(Entries from a dataset)
-- Start --

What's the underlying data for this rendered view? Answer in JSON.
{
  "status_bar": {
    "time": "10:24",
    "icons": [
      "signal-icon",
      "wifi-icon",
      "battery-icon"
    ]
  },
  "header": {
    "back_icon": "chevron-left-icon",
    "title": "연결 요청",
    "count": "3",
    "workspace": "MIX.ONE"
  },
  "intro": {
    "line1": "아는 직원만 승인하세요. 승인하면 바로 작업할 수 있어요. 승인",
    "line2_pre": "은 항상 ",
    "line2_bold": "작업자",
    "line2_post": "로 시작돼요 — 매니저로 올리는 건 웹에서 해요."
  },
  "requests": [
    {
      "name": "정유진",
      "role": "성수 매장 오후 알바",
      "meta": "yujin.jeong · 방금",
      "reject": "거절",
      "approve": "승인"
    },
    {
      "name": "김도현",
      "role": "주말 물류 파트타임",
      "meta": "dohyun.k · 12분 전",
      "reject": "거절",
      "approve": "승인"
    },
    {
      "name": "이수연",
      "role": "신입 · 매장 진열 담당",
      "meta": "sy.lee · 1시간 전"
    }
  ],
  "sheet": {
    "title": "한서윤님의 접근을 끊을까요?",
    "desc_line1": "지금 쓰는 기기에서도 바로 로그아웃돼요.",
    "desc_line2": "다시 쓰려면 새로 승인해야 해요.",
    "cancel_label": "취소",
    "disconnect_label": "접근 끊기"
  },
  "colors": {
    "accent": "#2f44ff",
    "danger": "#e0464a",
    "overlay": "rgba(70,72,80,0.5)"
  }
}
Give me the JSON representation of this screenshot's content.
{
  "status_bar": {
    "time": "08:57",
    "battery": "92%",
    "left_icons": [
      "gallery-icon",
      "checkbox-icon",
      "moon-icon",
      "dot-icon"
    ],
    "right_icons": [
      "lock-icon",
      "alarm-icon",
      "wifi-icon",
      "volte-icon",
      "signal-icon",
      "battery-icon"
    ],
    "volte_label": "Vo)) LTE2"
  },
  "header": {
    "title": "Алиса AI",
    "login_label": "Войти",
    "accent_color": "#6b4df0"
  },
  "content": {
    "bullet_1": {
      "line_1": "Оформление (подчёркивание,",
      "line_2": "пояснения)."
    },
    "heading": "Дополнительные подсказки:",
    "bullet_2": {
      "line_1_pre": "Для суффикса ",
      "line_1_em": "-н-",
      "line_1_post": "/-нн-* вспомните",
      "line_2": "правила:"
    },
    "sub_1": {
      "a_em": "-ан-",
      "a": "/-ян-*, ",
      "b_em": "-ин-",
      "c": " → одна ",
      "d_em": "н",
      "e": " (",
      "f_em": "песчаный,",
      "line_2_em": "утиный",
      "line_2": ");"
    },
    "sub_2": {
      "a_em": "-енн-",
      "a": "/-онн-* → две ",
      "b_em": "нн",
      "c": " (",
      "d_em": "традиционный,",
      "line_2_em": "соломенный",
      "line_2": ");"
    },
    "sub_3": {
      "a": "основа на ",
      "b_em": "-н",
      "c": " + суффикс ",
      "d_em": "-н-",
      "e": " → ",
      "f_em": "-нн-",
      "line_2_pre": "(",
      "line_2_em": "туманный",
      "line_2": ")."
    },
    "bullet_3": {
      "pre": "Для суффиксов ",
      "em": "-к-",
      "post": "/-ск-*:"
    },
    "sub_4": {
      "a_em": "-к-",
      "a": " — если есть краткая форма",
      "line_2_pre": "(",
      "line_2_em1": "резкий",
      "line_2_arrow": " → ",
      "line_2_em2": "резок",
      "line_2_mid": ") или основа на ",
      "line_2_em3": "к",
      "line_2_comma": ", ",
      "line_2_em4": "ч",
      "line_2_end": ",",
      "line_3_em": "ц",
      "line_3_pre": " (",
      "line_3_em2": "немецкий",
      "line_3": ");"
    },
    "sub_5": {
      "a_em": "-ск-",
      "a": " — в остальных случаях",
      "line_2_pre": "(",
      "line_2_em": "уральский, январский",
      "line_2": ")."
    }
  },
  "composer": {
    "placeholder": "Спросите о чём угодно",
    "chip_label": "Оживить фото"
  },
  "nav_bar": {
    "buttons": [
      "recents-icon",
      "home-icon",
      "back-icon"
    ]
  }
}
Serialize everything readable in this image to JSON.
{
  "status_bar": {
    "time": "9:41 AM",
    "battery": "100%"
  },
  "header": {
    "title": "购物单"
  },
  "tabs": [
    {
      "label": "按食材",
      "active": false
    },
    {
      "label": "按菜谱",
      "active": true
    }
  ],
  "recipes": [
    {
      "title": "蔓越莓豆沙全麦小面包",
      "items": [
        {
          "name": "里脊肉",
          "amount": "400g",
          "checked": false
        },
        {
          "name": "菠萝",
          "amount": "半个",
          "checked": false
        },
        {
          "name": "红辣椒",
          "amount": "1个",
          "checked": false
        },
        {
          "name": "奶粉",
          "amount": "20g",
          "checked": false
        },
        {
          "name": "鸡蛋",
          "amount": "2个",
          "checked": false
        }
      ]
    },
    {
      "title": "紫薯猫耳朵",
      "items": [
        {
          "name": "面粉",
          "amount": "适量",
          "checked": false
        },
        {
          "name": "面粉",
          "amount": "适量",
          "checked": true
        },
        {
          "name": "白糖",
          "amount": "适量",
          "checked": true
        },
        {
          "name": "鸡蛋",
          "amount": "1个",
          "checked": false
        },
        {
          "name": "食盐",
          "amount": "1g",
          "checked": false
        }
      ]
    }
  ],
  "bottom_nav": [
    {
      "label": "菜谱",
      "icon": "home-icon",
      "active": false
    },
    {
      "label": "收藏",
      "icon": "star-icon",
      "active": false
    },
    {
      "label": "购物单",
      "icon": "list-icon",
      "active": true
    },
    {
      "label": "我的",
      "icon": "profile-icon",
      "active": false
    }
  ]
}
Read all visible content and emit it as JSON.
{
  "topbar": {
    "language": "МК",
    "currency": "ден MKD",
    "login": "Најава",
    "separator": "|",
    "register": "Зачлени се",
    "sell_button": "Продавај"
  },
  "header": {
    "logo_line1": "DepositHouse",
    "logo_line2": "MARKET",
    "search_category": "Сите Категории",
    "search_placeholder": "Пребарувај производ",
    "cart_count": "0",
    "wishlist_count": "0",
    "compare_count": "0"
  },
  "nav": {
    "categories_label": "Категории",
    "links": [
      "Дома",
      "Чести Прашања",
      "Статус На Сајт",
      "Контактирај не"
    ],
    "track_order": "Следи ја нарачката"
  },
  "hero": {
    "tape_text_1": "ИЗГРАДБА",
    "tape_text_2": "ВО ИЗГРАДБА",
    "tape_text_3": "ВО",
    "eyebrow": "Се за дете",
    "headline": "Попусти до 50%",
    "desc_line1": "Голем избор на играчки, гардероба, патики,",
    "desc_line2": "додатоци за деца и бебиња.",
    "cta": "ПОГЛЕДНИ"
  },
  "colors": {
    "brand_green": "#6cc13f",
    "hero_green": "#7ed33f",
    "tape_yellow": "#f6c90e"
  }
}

-- End --

In the entries above, identify each line that includes the string "Категории", then copy it.

    "search_category": "Сите Категории",
    "categories_label": "Категории",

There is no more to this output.